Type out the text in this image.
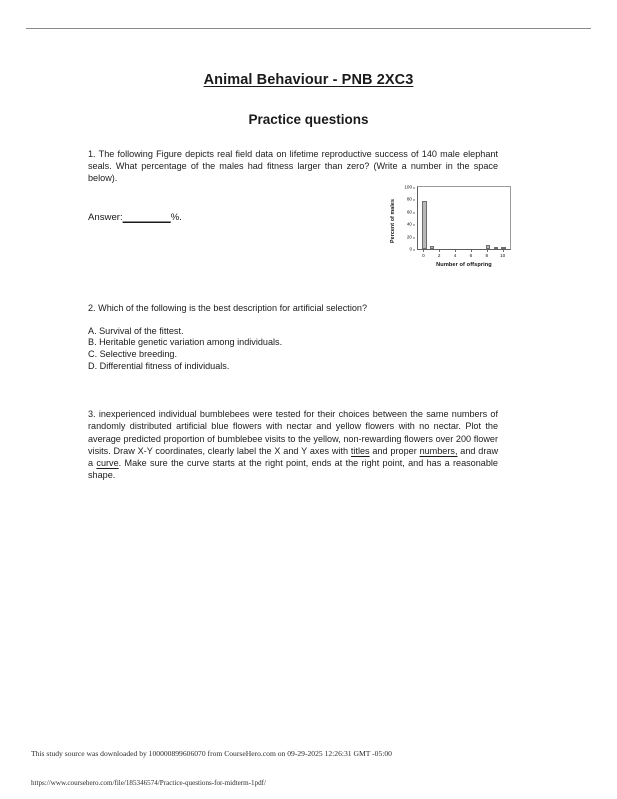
Animal Behaviour - PNB 2XC3
Practice questions

1. The following Figure depicts real field data on lifetime reproductive success of 140 male elephant seals. What percentage of the males had fitness larger than zero? (Write a number in the space below).

Answer:_________%.

2. Which of the following is the best description for artificial selection?

A. Survival of the fittest.

B. Heritable genetic variation among individuals.

C. Selective breeding.

D. Differential fitness of individuals.

3. inexperienced individual bumblebees were tested for their choices between the same numbers of randomly distributed artificial blue flowers with nectar and yellow flowers with no nectar. Plot the average predicted proportion of bumblebee visits to the yellow, non-rewarding flowers over 200 flower visits. Draw X-Y coordinates, clearly label the X and Y axes with titles and proper numbers, and draw a curve. Make sure the curve starts at the right point, ends at the right point, and has a reasonable shape.

Percent of males
0
20
40
60
80
100
0	2	4	6	8	10
Number of offspring
This study source was downloaded by 100000899606070 from CourseHero.com on 09-29-2025 12:26:31 GMT -05:00
https://www.coursehero.com/file/185346574/Practice-questions-for-midterm-1pdf/
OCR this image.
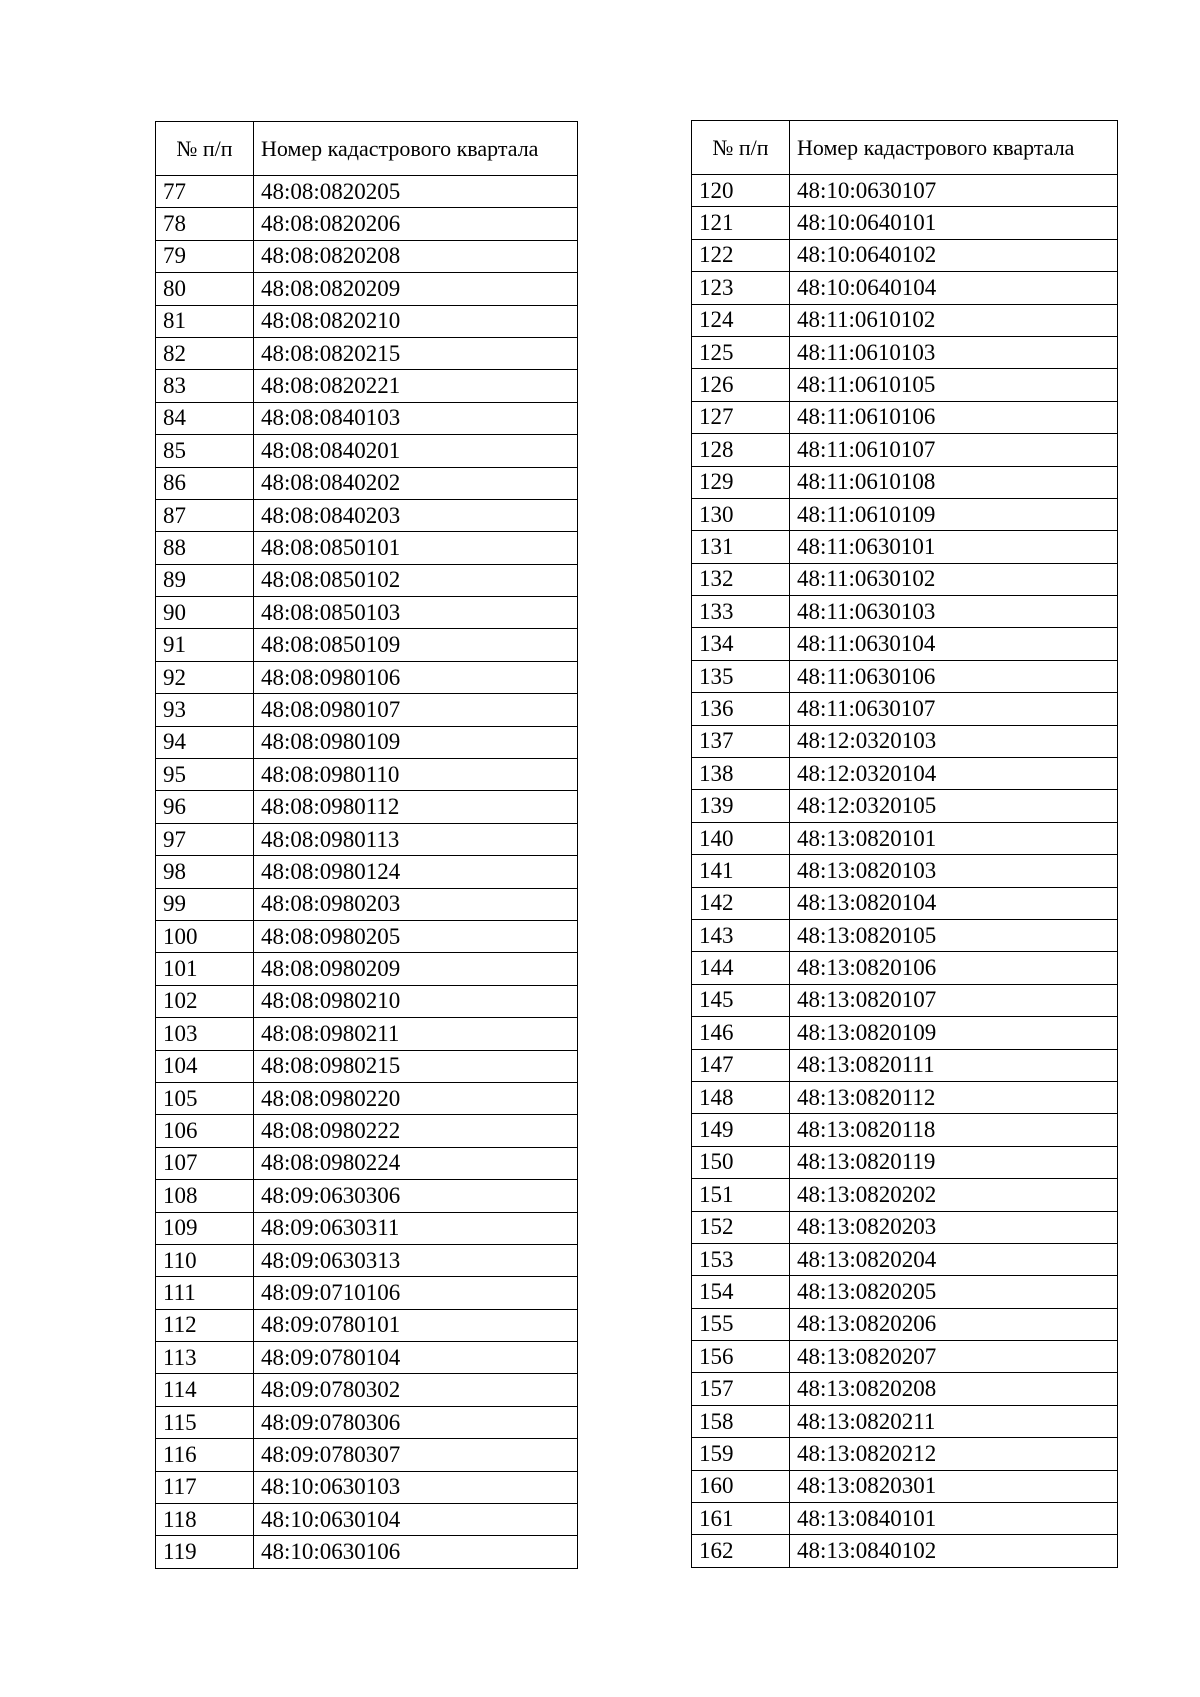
№ п/п	Номер кадастрового квартала
77	48:08:0820205
78	48:08:0820206
79	48:08:0820208
80	48:08:0820209
81	48:08:0820210
82	48:08:0820215
83	48:08:0820221
84	48:08:0840103
85	48:08:0840201
86	48:08:0840202
87	48:08:0840203
88	48:08:0850101
89	48:08:0850102
90	48:08:0850103
91	48:08:0850109
92	48:08:0980106
93	48:08:0980107
94	48:08:0980109
95	48:08:0980110
96	48:08:0980112
97	48:08:0980113
98	48:08:0980124
99	48:08:0980203
100	48:08:0980205
101	48:08:0980209
102	48:08:0980210
103	48:08:0980211
104	48:08:0980215
105	48:08:0980220
106	48:08:0980222
107	48:08:0980224
108	48:09:0630306
109	48:09:0630311
110	48:09:0630313
111	48:09:0710106
112	48:09:0780101
113	48:09:0780104
114	48:09:0780302
115	48:09:0780306
116	48:09:0780307
117	48:10:0630103
118	48:10:0630104
119	48:10:0630106
№ п/п	Номер кадастрового квартала
120	48:10:0630107
121	48:10:0640101
122	48:10:0640102
123	48:10:0640104
124	48:11:0610102
125	48:11:0610103
126	48:11:0610105
127	48:11:0610106
128	48:11:0610107
129	48:11:0610108
130	48:11:0610109
131	48:11:0630101
132	48:11:0630102
133	48:11:0630103
134	48:11:0630104
135	48:11:0630106
136	48:11:0630107
137	48:12:0320103
138	48:12:0320104
139	48:12:0320105
140	48:13:0820101
141	48:13:0820103
142	48:13:0820104
143	48:13:0820105
144	48:13:0820106
145	48:13:0820107
146	48:13:0820109
147	48:13:0820111
148	48:13:0820112
149	48:13:0820118
150	48:13:0820119
151	48:13:0820202
152	48:13:0820203
153	48:13:0820204
154	48:13:0820205
155	48:13:0820206
156	48:13:0820207
157	48:13:0820208
158	48:13:0820211
159	48:13:0820212
160	48:13:0820301
161	48:13:0840101
162	48:13:0840102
────
**What this task involves**
Work through the records line by line and tally those holding "image". Reply with the number alone.

**Solved exercise**
2